##### Supplied material #####

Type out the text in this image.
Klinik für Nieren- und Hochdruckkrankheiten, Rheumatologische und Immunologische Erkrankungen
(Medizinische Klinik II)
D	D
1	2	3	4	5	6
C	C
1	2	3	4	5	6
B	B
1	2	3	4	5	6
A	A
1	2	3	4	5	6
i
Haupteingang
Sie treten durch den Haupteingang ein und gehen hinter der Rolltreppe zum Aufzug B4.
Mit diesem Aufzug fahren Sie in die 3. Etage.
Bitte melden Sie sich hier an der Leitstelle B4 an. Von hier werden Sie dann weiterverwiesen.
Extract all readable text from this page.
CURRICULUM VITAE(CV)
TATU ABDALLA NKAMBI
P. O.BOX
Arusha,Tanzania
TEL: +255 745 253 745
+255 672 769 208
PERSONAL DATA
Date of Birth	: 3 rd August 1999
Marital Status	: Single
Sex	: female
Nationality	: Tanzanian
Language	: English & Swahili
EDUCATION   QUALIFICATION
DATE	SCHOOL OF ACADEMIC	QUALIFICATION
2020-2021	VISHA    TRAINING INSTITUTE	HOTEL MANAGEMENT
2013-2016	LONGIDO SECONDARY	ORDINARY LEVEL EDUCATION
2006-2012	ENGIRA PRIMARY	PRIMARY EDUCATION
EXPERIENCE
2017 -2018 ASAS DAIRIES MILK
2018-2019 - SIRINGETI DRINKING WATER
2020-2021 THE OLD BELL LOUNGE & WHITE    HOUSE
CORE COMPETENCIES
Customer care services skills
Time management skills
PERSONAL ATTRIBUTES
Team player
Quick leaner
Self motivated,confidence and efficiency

#####

Direction:
Repeat the material in full, exactly as it stands.

Written reply:
Type out the text in this image.
Klinik für Nieren- und Hochdruckkrankheiten, Rheumatologische und Immunologische Erkrankungen
(Medizinische Klinik II)
D	D
1	2	3	4	5	6
C	C
1	2	3	4	5	6
B	B
1	2	3	4	5	6
A	A
1	2	3	4	5	6
i
Haupteingang
Sie treten durch den Haupteingang ein und gehen hinter der Rolltreppe zum Aufzug B4.
Mit diesem Aufzug fahren Sie in die 3. Etage.
Bitte melden Sie sich hier an der Leitstelle B4 an. Von hier werden Sie dann weiterverwiesen.
Extract all readable text from this page.
CURRICULUM VITAE(CV)
TATU ABDALLA NKAMBI
P. O.BOX
Arusha,Tanzania
TEL: +255 745 253 745
+255 672 769 208
PERSONAL DATA
Date of Birth	: 3 rd August 1999
Marital Status	: Single
Sex	: female
Nationality	: Tanzanian
Language	: English & Swahili
EDUCATION   QUALIFICATION
DATE	SCHOOL OF ACADEMIC	QUALIFICATION
2020-2021	VISHA    TRAINING INSTITUTE	HOTEL MANAGEMENT
2013-2016	LONGIDO SECONDARY	ORDINARY LEVEL EDUCATION
2006-2012	ENGIRA PRIMARY	PRIMARY EDUCATION
EXPERIENCE
2017 -2018 ASAS DAIRIES MILK
2018-2019 - SIRINGETI DRINKING WATER
2020-2021 THE OLD BELL LOUNGE & WHITE    HOUSE
CORE COMPETENCIES
Customer care services skills
Time management skills
PERSONAL ATTRIBUTES
Team player
Quick leaner
Self motivated,confidence and efficiency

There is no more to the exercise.